## BEGIN Entries supplied
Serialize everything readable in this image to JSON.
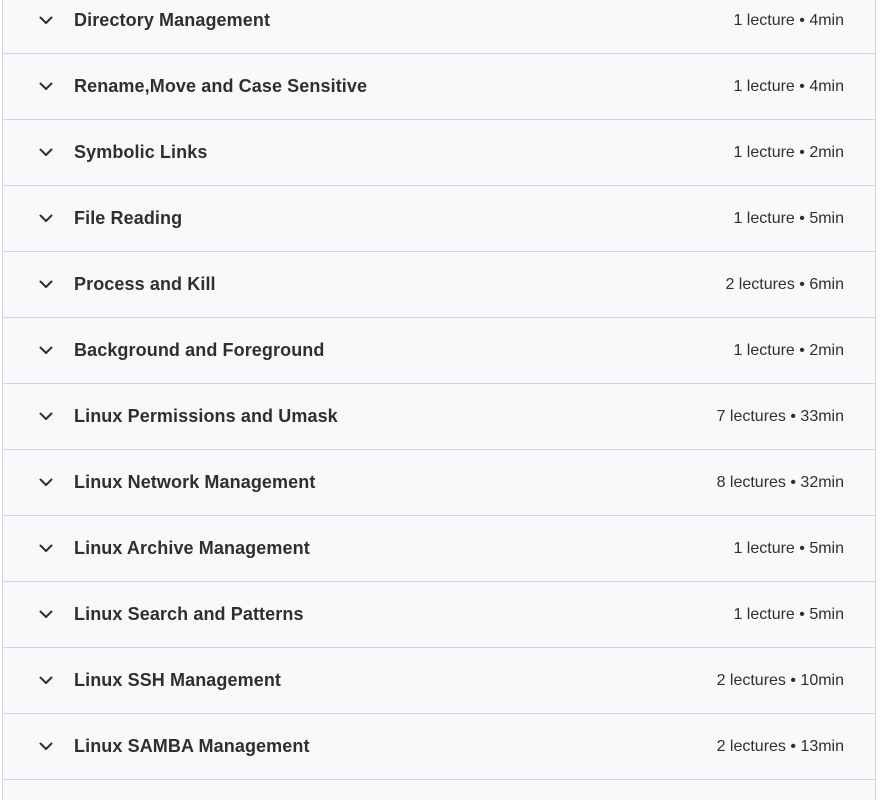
{
  "curriculum": {
    "sections": [
      {
        "title": "Directory Management",
        "meta": "1 lecture • 4min"
      },
      {
        "title": "Rename,Move and Case Sensitive",
        "meta": "1 lecture • 4min"
      },
      {
        "title": "Symbolic Links",
        "meta": "1 lecture • 2min"
      },
      {
        "title": "File Reading",
        "meta": "1 lecture • 5min"
      },
      {
        "title": "Process and Kill",
        "meta": "2 lectures • 6min"
      },
      {
        "title": "Background and Foreground",
        "meta": "1 lecture • 2min"
      },
      {
        "title": "Linux Permissions and Umask",
        "meta": "7 lectures • 33min"
      },
      {
        "title": "Linux Network Management",
        "meta": "8 lectures • 32min"
      },
      {
        "title": "Linux Archive Management",
        "meta": "1 lecture • 5min"
      },
      {
        "title": "Linux Search and Patterns",
        "meta": "1 lecture • 5min"
      },
      {
        "title": "Linux SSH Management",
        "meta": "2 lectures • 10min"
      },
      {
        "title": "Linux SAMBA Management",
        "meta": "2 lectures • 13min"
      }
    ],
    "icon": "chevron-down-icon",
    "colors": {
      "row_background": "#f7f9fa",
      "border": "#d1d7dc",
      "text": "#2d2f31"
    }
  }
}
## END Entries supplied
Instruction: Give only the number of lines in the preceding material that contain the string "lectures".

Solution to this task: 5